Quarante ans après, l'épicerie Loriot est restée une affaire de famille. Christine, aidée de son époux, Frédéric, tient l'établissement, mais sa sœur Sylviane, la remplace parfois, et les clients aperçoivent encore régulièrement Anne-Marie, leur mère, à 83 ans, derrière le comptoir.

Ici, tout est affaire de permanence. Le petit local n'a guère changé depuis les débuts. "À une époque, on a voulu la moderniser, avec ma sœur, mais ma mère n'a jamais été d'accord. Et des années après, je me dis qu'elle avait raison. Les gens aiment venir dans des lieux comme celui-là. Et l'été, quand les touristes entrent, ils sont émerveillés, et prennent l'épicerie en photo, ils n'ont plus l'habitude de voir ça, ça leur rappelle leur enfance..."  

David contre Goliath

L'épicerie A Buttega, ouverte 7 jours sur 7, toute la journée, depuis quatre décennies (jusqu'en 2020, où la famille a pris la décision de fermer le dimanche après-midi), a vu le monde changer autour d'elle. 

Elle a survécu à la prolifération des centres commerciaux gigantesques, en périphérie de la ville, mais également des petites supérettes en centre-ville, fausses épiceries toutes conçues sur le même modèle, et appartenant aux grands groupes.

____________________

§ **Tâche demandée 1**
Recopiez à l'identique les lignes du listing comprises entre celle qui contient "cell-actions: 详情 修改 删除: [1588, 322, 1891, 388]" et celle qui contient "delete-button[interactable]: 删除: [1786, 600, 1865, 630]", ces deux lignes incluses.

[Entrées du jeu de données de mise en page]
____________________

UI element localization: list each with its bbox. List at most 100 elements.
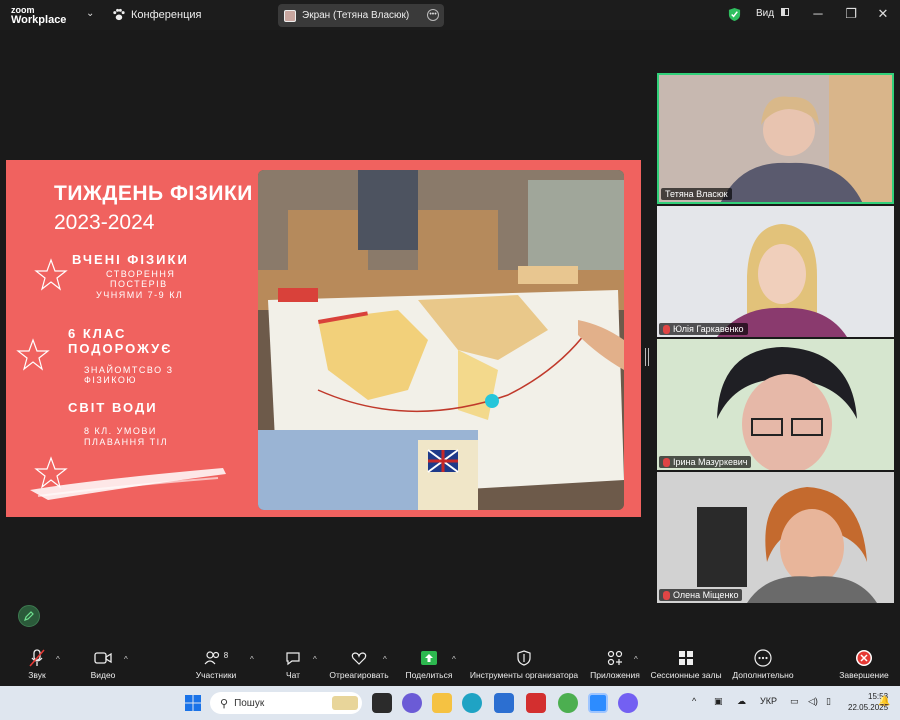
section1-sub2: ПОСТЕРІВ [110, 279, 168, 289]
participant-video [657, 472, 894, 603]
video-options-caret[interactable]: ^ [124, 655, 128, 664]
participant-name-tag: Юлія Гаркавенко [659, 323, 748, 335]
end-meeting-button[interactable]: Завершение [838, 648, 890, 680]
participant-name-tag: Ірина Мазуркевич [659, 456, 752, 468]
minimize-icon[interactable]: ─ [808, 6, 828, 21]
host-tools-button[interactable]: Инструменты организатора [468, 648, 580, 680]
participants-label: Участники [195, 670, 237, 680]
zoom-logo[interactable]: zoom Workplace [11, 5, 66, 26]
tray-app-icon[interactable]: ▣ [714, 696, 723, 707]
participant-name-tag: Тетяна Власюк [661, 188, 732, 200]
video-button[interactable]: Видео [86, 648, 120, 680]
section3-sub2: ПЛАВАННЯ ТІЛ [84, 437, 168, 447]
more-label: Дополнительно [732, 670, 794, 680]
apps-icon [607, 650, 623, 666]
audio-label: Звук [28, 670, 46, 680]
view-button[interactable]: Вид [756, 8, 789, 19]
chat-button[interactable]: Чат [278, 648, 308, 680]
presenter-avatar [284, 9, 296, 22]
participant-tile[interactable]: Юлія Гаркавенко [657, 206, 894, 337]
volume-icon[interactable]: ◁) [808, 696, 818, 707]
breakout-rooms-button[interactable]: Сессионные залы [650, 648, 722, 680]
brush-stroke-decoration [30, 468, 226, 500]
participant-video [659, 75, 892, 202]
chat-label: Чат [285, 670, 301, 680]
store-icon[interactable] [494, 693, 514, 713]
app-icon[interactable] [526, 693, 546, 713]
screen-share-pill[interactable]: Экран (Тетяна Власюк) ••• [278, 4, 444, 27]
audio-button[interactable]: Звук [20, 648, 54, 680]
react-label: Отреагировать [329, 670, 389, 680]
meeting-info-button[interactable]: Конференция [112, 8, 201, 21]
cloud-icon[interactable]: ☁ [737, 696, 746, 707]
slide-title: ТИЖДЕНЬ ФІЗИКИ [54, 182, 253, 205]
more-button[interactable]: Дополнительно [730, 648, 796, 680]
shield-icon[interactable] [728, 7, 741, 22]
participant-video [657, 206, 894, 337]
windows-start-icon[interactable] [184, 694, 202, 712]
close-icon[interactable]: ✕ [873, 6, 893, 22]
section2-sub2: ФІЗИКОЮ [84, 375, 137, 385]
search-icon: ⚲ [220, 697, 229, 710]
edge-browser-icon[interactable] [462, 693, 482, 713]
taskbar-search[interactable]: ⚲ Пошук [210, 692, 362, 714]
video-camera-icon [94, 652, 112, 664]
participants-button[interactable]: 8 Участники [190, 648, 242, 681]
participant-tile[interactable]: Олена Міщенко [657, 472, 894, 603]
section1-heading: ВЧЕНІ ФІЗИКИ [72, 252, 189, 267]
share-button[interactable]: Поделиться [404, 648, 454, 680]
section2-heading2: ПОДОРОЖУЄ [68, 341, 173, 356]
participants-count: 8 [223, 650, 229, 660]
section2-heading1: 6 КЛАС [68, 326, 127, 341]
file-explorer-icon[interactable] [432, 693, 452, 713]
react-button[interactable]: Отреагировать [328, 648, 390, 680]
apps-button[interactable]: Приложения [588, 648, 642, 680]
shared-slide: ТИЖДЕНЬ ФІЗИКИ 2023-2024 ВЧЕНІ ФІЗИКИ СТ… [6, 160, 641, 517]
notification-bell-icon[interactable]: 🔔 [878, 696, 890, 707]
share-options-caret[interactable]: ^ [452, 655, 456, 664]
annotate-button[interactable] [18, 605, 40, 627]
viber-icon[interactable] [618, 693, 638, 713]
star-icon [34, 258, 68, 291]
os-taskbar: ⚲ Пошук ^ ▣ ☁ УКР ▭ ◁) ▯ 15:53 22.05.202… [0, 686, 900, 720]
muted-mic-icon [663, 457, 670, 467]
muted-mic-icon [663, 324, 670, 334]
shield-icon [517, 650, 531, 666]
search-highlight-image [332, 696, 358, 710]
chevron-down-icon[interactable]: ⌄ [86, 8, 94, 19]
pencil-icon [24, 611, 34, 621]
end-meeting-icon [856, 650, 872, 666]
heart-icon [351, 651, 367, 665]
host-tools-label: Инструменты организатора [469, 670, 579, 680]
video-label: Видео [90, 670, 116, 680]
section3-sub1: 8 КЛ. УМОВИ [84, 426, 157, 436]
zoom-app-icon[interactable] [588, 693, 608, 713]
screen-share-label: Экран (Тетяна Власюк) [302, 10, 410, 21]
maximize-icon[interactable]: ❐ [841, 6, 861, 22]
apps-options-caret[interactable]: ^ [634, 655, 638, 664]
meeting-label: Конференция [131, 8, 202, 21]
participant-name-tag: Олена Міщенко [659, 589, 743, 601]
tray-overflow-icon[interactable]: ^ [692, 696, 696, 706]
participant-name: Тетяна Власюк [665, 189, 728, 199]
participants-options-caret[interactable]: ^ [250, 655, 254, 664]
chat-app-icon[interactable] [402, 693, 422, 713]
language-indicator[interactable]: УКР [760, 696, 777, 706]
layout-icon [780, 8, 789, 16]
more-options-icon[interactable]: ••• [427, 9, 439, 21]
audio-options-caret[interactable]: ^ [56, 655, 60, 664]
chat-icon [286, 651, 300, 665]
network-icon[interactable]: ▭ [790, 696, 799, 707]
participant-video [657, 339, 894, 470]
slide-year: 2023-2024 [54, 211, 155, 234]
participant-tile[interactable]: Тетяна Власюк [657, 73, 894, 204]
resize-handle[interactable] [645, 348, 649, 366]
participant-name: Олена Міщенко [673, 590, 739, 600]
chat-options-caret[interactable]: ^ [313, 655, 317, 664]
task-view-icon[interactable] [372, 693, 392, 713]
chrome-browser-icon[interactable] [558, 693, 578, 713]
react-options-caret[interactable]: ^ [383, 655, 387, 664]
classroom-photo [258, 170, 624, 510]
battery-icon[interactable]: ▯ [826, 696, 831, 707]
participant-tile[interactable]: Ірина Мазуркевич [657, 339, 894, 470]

____________________

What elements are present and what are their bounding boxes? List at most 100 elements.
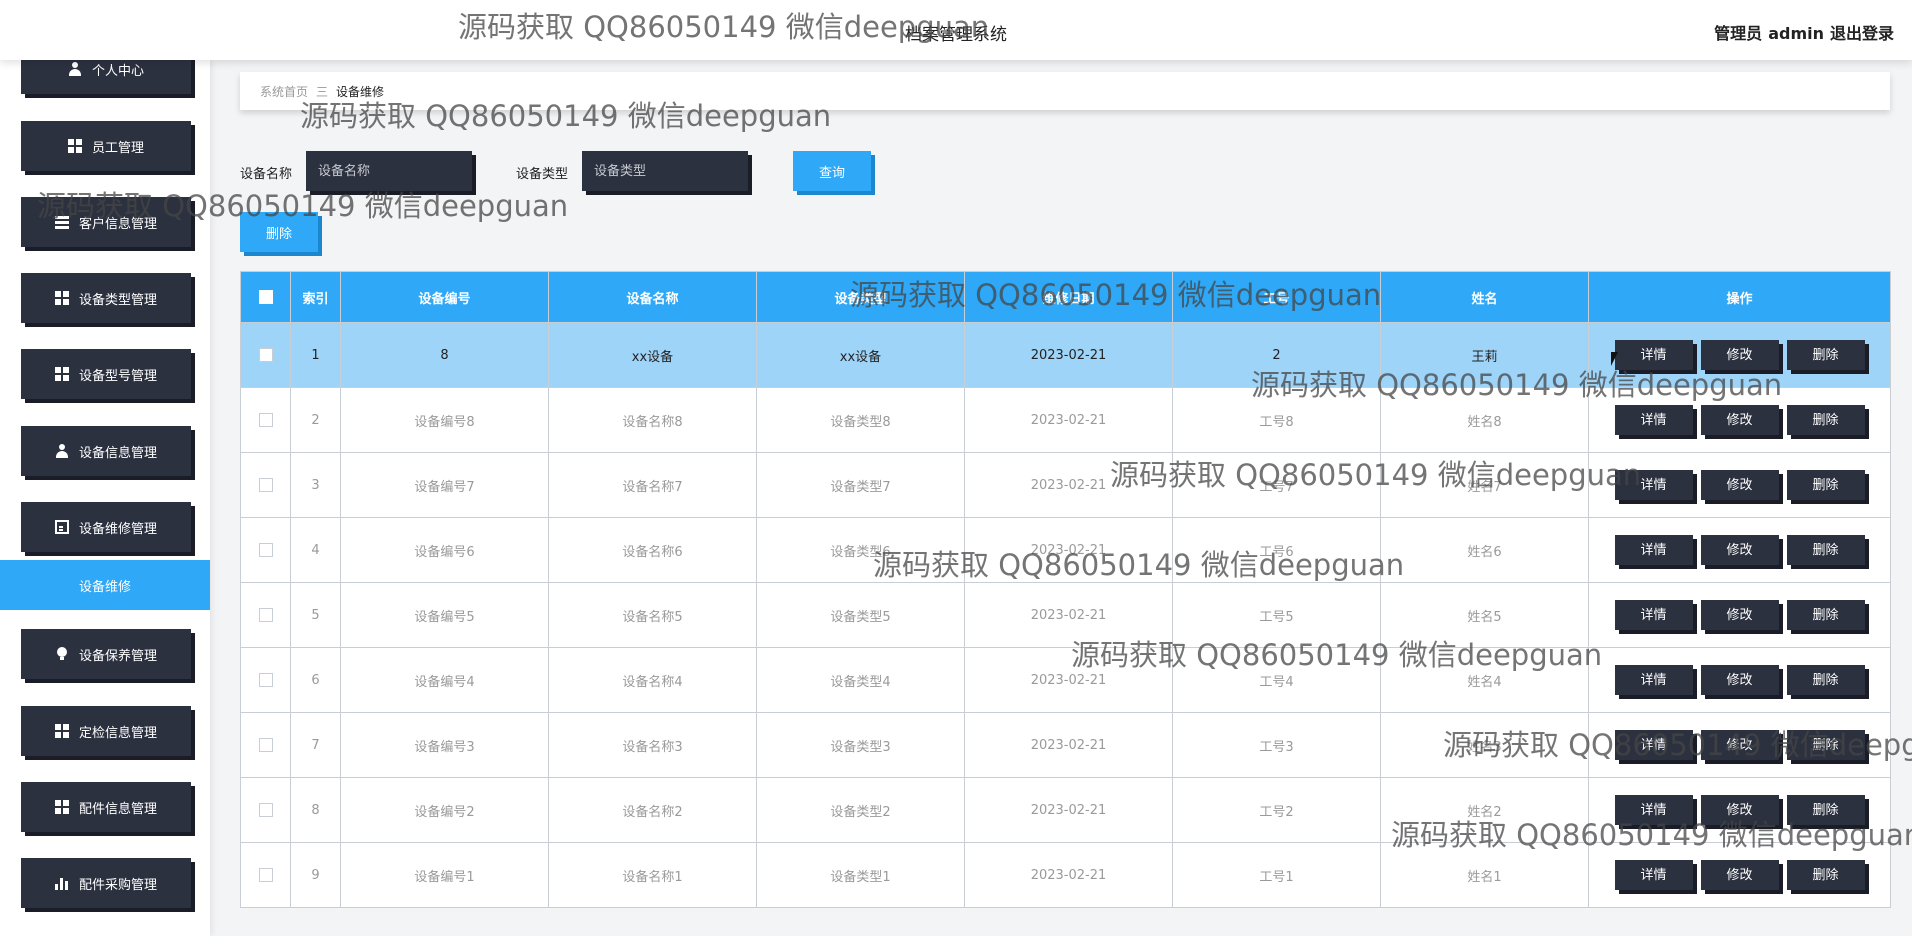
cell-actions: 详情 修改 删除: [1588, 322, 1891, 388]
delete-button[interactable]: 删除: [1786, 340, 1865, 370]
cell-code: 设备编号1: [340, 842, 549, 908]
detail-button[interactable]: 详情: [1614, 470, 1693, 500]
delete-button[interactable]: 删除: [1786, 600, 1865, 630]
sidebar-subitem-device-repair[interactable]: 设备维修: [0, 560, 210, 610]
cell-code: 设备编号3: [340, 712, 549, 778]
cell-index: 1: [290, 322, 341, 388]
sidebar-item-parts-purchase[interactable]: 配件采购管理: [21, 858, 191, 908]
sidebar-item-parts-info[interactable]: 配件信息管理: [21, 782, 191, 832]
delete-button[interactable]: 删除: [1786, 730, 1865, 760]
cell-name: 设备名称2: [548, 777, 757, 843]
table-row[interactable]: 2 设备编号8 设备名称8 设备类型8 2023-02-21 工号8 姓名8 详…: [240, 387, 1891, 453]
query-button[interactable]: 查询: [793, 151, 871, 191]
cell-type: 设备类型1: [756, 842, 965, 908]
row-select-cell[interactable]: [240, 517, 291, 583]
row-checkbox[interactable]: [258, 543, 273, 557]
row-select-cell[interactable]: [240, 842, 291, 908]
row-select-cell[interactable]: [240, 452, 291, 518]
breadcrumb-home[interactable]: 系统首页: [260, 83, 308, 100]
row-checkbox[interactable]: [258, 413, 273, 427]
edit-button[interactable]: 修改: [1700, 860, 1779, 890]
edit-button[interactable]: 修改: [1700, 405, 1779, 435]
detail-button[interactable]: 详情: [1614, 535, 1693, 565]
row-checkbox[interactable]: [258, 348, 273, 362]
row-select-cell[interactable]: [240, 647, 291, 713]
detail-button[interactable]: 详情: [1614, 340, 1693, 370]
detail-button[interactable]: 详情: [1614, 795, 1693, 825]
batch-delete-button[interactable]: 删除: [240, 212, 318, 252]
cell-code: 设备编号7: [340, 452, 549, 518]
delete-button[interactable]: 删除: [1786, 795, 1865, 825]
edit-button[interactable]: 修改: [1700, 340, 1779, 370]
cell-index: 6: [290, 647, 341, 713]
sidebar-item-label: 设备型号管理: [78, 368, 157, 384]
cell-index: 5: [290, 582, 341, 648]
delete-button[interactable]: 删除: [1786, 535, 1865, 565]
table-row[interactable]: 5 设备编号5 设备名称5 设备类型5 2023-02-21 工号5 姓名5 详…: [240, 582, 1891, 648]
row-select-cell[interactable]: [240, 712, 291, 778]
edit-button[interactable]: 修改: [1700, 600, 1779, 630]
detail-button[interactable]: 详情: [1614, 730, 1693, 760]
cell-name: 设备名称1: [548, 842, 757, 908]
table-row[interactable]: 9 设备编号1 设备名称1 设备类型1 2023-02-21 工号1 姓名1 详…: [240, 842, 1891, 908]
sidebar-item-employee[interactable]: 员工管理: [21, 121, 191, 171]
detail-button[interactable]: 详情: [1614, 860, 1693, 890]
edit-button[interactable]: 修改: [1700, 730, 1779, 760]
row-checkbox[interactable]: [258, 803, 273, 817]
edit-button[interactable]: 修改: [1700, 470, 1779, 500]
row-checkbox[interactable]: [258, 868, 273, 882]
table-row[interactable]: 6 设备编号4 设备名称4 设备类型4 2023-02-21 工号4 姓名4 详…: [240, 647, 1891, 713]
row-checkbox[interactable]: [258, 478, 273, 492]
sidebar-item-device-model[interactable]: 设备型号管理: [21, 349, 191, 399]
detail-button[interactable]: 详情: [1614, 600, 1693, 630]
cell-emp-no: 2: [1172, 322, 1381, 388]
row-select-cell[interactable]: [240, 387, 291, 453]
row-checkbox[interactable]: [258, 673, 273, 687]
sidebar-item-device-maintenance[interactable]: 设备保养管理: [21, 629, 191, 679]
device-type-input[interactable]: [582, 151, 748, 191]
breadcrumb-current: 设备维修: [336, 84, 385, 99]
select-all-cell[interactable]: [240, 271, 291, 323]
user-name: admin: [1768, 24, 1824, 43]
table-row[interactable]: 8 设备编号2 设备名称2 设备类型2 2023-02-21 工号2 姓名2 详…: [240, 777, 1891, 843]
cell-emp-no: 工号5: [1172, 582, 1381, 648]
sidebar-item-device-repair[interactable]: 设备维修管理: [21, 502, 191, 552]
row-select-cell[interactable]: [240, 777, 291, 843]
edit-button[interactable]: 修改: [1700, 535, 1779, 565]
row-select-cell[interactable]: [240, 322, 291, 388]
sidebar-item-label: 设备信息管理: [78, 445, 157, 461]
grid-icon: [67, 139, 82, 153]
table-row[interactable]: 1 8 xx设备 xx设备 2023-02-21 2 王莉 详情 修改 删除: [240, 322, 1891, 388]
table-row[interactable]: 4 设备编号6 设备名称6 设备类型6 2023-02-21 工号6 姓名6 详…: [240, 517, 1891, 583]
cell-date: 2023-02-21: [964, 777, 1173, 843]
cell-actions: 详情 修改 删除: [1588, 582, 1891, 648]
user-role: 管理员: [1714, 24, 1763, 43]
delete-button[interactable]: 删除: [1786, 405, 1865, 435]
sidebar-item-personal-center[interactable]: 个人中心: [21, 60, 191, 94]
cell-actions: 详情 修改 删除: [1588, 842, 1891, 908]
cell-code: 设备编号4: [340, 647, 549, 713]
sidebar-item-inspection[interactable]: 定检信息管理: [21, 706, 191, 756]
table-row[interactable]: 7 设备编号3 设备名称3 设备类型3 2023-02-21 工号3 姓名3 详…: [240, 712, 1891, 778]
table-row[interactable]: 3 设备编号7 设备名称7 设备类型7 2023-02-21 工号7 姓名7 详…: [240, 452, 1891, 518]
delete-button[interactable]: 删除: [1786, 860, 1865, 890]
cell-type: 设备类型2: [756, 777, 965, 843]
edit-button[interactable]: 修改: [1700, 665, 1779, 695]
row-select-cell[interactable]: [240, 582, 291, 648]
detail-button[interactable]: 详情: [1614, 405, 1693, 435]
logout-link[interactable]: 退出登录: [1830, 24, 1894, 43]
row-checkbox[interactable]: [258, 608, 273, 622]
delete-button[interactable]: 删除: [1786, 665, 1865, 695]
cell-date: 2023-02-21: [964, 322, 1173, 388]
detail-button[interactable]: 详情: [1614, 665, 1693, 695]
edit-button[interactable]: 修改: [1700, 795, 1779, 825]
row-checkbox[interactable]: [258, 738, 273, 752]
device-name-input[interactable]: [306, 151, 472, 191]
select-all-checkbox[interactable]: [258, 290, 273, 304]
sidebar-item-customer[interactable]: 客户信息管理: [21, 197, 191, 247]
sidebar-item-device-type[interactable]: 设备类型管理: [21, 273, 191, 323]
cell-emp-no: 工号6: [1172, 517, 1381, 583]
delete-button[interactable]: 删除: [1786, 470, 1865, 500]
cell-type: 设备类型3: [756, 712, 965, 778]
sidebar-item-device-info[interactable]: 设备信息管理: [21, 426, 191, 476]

____________________

§ **Tâche demandée 2**
Poursuivez, s'il vous plaît, le texte sur l'épicerie Loriot à partir de sa dernière phrase.

§ **Résultat final 1**
cell-actions: 详情 修改 删除: [1588, 322, 1891, 388]
delete-button[interactable]: 删除: [1786, 340, 1865, 370]
cell-code: 设备编号1: [340, 842, 549, 908]
detail-button[interactable]: 详情: [1614, 470, 1693, 500]
delete-button[interactable]: 删除: [1786, 600, 1865, 630]

§ **Résultat final 2**
Christine hausse les épaules. Pour elle, contrairement à ce que l'on pourrait penser, cela n'a pas été le plus dur à gérer : "On propose autre chose que ces enseignes. On mise beaucoup sur l'accueil, les gens qui viennent chez nous, ils viennent aussi pour passer le temps. On les connaît, on discute de tout et de rien..."

Ca a commencé par l'ouverture du tunnel ! Et puis peu à peu, toutes les administrations sont parties au sud de la ville...

Le problème, estime Christine, c'est le centre-ville qui, inexorablement, se vide. Et la sémillante sexagénaire s'empresse de préciser que cela ne date pas d'hier : "ça a commencé par l'ouverture du tunnel ! Et puis peu à peu, toutes les administrations sont parties vers le sud de la ville... À une époque, on avait les Assedics, l'ANPE, l'hôpital de Toga... Toutes les personnes qui y travaillaient, et qui venaient faire leurs emplettes, ne sont plus là".

 

Christine salue le gérant du bureau de tabac voisin, qui passe devant l'épicerie, puis balaie d'un geste de la main la rue du commandant Luce de Casabianca : "regardez, il n'y a plus personne... c'est fini, les embouteillages... Dans le centre, c'est toujours aussi difficile de se garer, mais pour rouler, il n'y a plus vraiment de problèmes."

Une saison estivale "moche"

Christine fait contre mauvaise fortune bon cœur. Elle accueille les clients avec le sourire, et ne se départit jamais de sa bonne humeur. Les gens n'ont pas à subir les difficultés du commerce, martèle-t-elle. Mais notre venue est l'occasion pour elle de partager ses inquiétudes, après une saison estivale "moche", et un automne maussade. "Ça fait bien longtemps qu'on ne gagne plus d'argent. Le tout, c'est d'arriver à dégager un salaire. Et au mois d'octobre, par exemple, ça n'a pas été le cas".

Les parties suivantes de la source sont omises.